■ WHAT TO PRODUCE ■
Tally the lines in these records that hold the string "Alameda", and reply with the number alone.
### PROVIDED INFORMATION ###
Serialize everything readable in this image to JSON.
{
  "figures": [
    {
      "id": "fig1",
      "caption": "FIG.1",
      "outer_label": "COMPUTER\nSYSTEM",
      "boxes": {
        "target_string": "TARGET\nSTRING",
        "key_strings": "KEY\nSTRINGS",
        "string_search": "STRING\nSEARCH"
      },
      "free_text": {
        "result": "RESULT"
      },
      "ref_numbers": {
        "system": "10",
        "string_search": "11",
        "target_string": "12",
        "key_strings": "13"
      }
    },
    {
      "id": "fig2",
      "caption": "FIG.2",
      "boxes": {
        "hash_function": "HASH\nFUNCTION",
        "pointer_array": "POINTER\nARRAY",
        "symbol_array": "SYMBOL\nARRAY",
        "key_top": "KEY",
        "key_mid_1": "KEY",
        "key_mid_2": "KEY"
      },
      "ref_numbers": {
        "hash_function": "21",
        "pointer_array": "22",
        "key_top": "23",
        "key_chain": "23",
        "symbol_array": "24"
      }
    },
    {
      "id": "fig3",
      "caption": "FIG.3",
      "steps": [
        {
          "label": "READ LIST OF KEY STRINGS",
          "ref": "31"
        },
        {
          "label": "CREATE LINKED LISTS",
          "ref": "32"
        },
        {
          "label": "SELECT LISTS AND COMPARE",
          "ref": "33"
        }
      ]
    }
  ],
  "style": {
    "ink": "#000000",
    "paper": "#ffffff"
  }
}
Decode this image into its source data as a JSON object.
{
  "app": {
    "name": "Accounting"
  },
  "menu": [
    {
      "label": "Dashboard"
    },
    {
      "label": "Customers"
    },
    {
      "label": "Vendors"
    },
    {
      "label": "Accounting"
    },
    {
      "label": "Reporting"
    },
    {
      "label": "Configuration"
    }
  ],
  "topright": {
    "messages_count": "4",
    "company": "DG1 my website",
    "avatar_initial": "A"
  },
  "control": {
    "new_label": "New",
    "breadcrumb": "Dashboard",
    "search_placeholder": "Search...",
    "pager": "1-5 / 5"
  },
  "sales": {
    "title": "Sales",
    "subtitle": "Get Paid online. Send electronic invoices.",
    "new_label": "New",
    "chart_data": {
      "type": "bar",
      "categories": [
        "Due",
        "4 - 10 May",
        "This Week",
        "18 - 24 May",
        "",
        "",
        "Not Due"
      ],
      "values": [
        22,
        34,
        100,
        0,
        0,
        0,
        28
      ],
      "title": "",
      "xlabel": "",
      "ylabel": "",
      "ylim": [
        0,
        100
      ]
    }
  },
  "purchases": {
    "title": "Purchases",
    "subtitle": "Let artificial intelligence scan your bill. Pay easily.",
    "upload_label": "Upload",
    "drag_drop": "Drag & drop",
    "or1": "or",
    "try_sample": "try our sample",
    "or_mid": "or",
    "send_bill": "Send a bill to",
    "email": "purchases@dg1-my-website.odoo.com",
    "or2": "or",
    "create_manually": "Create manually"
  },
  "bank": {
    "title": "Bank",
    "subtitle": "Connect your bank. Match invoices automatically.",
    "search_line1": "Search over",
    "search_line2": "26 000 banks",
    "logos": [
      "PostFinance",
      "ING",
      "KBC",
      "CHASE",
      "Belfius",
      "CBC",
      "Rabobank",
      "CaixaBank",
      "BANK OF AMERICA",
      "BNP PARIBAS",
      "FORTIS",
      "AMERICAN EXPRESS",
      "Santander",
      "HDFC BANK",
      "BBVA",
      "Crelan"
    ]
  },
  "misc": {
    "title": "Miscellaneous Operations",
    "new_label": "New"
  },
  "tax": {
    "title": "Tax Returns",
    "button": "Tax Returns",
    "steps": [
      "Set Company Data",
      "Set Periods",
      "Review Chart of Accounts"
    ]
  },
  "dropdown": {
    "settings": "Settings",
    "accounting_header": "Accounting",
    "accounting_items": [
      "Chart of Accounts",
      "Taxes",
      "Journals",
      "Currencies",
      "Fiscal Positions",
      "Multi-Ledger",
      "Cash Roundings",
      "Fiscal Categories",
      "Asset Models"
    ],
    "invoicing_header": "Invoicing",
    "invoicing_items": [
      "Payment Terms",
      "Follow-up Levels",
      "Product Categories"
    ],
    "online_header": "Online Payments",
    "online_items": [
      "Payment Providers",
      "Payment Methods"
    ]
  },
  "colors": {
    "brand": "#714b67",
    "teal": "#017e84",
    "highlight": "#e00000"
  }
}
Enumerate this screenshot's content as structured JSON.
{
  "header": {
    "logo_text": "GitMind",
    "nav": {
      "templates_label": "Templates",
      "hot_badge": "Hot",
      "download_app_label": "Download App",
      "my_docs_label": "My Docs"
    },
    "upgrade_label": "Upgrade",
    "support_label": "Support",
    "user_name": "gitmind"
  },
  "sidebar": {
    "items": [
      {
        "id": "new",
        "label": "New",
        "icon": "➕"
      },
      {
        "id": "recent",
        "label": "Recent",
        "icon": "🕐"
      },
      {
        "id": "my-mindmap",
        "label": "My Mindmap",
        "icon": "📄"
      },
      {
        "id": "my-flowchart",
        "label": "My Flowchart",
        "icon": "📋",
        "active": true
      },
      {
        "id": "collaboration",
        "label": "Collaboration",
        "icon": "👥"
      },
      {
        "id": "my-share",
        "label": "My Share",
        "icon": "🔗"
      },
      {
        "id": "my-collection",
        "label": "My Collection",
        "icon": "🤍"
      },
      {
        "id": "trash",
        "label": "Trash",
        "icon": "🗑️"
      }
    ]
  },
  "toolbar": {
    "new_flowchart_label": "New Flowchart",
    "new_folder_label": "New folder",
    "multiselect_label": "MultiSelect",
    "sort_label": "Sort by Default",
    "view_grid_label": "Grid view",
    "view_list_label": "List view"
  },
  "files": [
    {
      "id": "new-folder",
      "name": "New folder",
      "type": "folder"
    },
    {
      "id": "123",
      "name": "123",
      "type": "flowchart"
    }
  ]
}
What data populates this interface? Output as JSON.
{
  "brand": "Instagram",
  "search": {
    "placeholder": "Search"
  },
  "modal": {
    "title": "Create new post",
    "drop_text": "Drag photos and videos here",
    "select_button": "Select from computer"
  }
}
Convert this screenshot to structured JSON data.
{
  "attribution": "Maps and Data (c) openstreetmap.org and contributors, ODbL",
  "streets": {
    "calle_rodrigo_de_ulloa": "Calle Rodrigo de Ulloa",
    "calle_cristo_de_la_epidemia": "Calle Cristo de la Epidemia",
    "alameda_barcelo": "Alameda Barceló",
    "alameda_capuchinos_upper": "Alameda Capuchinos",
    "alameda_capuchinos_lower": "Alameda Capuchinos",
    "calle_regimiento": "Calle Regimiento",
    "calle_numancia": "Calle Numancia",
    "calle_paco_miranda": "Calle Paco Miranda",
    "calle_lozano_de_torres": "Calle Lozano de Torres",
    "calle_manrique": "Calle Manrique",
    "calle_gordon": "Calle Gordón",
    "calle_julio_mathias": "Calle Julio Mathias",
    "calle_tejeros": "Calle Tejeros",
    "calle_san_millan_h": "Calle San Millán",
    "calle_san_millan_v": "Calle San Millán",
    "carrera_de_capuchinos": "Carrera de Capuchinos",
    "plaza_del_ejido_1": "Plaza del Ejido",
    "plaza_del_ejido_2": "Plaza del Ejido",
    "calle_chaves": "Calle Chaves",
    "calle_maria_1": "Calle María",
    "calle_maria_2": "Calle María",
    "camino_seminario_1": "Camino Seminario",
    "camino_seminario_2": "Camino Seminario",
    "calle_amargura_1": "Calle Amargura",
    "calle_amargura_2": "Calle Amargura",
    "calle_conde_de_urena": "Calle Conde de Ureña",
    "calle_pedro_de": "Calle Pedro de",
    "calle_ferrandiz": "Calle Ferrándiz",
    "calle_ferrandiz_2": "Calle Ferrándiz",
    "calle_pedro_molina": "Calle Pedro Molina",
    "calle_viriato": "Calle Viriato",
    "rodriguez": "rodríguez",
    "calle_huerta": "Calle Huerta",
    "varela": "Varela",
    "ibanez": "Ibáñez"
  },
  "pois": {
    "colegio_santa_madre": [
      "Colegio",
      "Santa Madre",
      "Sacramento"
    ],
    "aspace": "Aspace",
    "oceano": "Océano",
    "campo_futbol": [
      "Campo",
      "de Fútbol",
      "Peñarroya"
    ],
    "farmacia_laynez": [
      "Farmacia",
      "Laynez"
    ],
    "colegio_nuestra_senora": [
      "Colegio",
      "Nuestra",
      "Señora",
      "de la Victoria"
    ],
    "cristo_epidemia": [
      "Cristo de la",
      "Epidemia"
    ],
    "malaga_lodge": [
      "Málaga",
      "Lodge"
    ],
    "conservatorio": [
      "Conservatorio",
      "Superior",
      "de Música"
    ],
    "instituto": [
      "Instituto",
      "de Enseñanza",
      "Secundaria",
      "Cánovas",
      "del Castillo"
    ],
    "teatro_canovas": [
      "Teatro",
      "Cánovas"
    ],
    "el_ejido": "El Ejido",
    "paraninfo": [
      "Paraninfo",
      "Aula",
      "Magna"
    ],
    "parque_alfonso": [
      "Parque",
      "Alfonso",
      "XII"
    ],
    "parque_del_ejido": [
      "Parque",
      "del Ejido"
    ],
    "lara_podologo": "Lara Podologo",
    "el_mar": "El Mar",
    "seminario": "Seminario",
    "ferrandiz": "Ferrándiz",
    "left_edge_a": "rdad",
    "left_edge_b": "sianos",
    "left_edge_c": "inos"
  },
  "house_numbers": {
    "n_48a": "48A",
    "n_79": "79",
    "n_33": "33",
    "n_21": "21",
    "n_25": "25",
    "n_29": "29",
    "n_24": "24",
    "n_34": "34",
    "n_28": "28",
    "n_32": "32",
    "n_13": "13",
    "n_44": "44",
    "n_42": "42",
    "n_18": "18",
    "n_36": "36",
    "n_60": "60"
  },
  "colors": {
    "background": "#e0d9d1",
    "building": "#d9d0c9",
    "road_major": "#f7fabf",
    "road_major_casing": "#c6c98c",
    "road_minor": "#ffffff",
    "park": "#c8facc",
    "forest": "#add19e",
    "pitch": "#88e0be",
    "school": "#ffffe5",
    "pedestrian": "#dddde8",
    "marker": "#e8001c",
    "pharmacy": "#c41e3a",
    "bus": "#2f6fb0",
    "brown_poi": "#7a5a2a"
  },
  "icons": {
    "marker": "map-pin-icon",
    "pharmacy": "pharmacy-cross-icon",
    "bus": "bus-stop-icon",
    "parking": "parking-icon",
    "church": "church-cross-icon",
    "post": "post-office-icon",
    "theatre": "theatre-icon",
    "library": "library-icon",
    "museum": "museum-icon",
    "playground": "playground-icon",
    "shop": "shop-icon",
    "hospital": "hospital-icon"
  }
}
###
■ SOLUTION FOR THIS EXERCISE ■
3